TO DO ::
Give every line back verbatim, dropping all images.

PROVIDED RECORDS ::
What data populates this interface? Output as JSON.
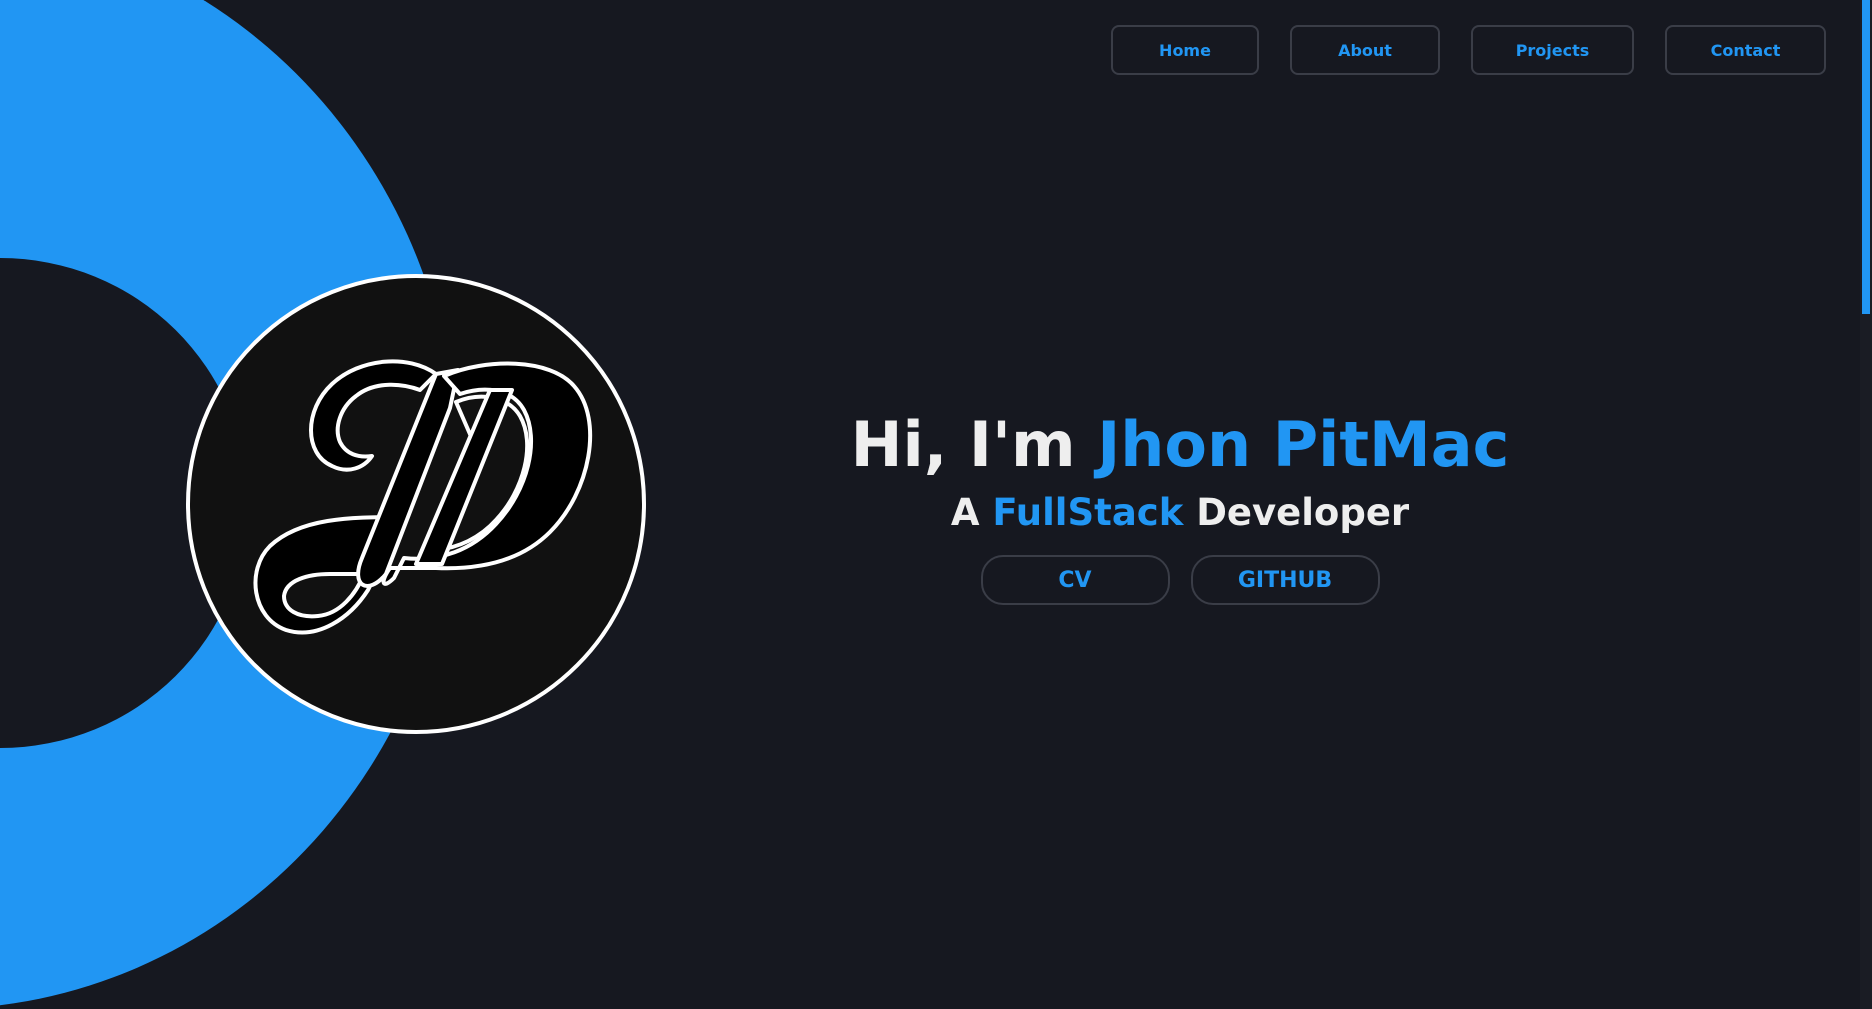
{
  "colors": {
    "background": "#161820",
    "accent": "#2196f3",
    "text": "#eeeeee",
    "logo_bg": "#111111"
  },
  "logo": {
    "icon": "jp-monogram-logo"
  },
  "nav": {
    "items": [
      {
        "label": "Home"
      },
      {
        "label": "About"
      },
      {
        "label": "Projects"
      },
      {
        "label": "Contact"
      }
    ]
  },
  "hero": {
    "greeting": "Hi, I'm",
    "name": "Jhon PitMac",
    "sub_prefix": "A",
    "sub_accent": "FullStack",
    "sub_suffix": "Developer",
    "buttons": [
      {
        "label": "CV"
      },
      {
        "label": "GITHUB"
      }
    ]
  }
}
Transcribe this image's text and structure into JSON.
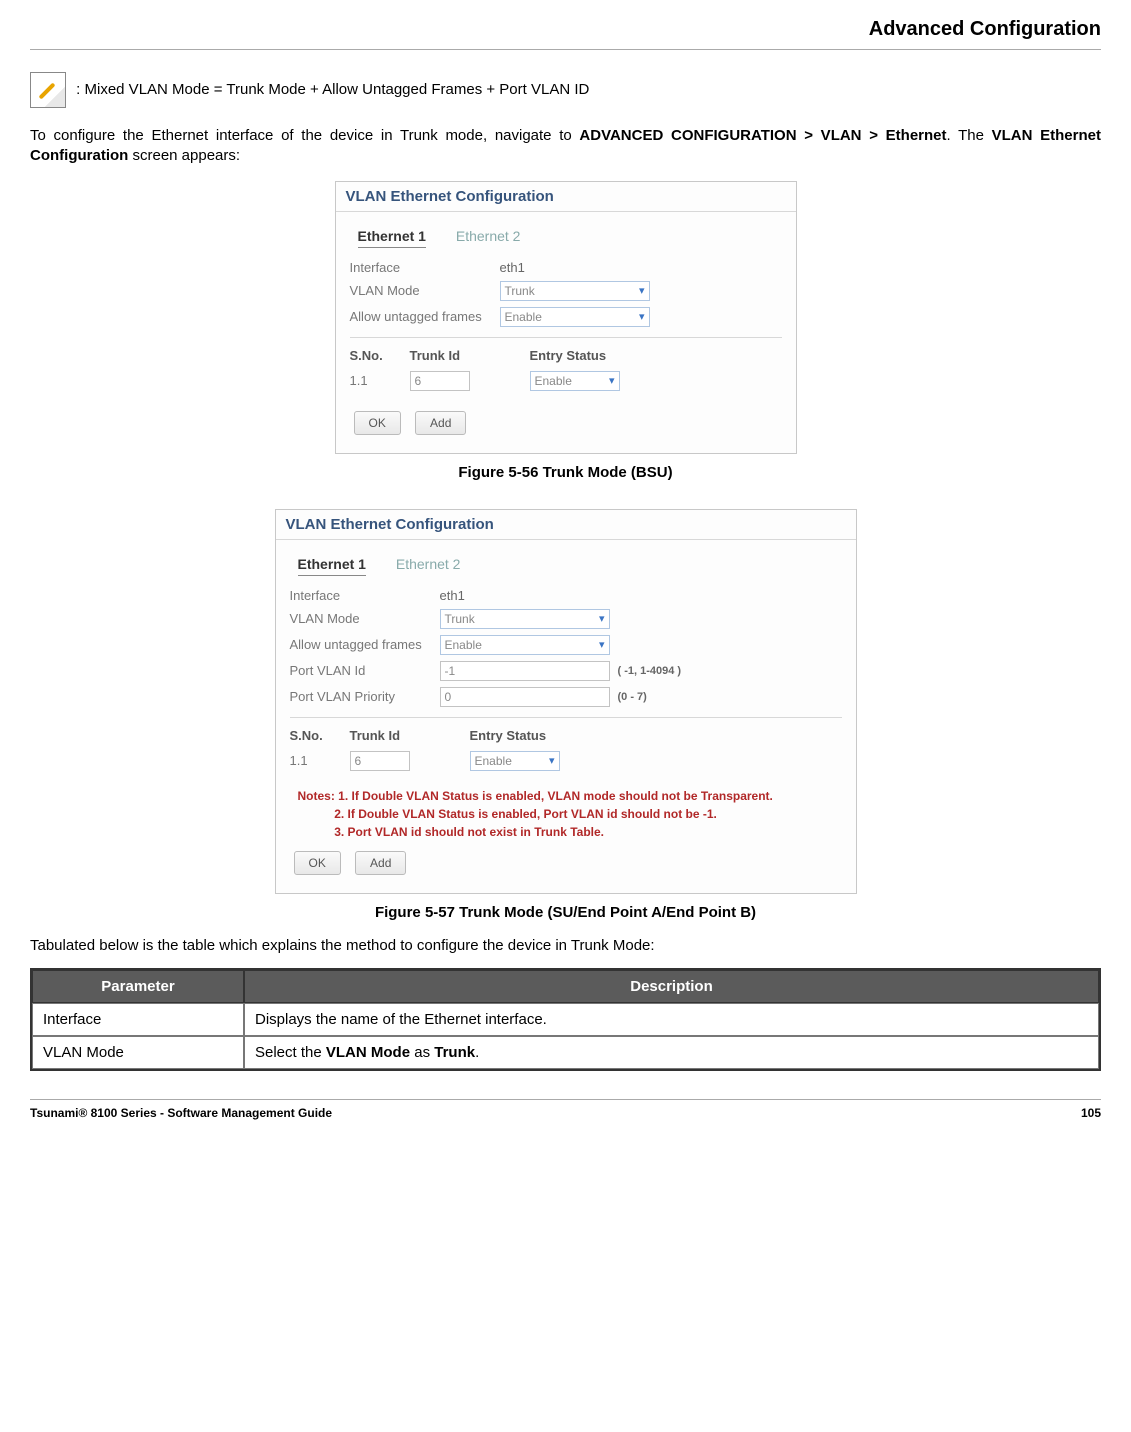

WRITTEN RESPONSE ::
What data populates this interface? Output as JSON.
{
  "colors": {
    "background": "#161820",
    "accent": "#2196f3",
    "text": "#eeeeee",
    "logo_bg": "#111111"
  },
  "logo": {
    "icon": "jp-monogram-logo"
  },
  "nav": {
    "items": [
      {
        "label": "Home"
      },
      {
        "label": "About"
      },
      {
        "label": "Projects"
      },
      {
        "label": "Contact"
      }
    ]
  },
  "hero": {
    "greeting": "Hi, I'm",
    "name": "Jhon PitMac",
    "sub_prefix": "A",
    "sub_accent": "FullStack",
    "sub_suffix": "Developer",
    "buttons": [
      {
        "label": "CV"
      },
      {
        "label": "GITHUB"
      }
    ]
  }
}
Transcribe this image's text and structure into JSON.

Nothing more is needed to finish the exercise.